((

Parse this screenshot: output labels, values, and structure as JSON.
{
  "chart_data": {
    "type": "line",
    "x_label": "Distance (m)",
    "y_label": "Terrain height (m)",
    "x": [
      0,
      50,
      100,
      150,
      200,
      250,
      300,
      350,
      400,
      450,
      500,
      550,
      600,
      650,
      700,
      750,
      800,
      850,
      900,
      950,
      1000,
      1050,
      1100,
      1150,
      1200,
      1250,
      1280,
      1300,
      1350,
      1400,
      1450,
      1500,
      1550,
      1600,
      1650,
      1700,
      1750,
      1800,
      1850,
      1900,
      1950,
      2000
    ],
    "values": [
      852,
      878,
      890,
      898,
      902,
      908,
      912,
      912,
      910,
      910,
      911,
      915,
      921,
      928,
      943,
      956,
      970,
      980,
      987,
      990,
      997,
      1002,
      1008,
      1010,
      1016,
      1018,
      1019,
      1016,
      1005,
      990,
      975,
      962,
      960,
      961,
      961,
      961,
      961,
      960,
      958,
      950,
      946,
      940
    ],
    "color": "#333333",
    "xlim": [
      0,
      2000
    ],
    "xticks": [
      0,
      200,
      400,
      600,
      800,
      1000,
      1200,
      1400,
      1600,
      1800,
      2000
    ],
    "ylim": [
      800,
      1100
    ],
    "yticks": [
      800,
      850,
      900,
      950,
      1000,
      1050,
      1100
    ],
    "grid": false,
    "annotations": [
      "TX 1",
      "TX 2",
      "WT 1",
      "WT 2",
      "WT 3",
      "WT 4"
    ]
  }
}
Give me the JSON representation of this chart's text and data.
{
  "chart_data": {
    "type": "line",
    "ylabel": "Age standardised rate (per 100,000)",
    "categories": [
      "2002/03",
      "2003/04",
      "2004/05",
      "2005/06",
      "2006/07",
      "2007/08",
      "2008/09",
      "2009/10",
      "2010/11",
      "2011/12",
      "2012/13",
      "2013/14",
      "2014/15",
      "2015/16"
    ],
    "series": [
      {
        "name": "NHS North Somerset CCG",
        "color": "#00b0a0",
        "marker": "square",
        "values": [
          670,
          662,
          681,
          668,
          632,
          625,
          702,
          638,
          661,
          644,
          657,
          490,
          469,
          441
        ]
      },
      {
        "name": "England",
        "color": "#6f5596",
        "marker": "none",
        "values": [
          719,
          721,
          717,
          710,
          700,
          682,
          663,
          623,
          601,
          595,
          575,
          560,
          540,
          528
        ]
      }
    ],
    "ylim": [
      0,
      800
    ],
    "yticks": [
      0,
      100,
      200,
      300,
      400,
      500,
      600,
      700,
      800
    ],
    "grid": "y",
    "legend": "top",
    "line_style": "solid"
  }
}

))

AIM -> Determine how many of the lines above hold the word "values", and output that number by itself.

RESULT OF THE TASK -> 4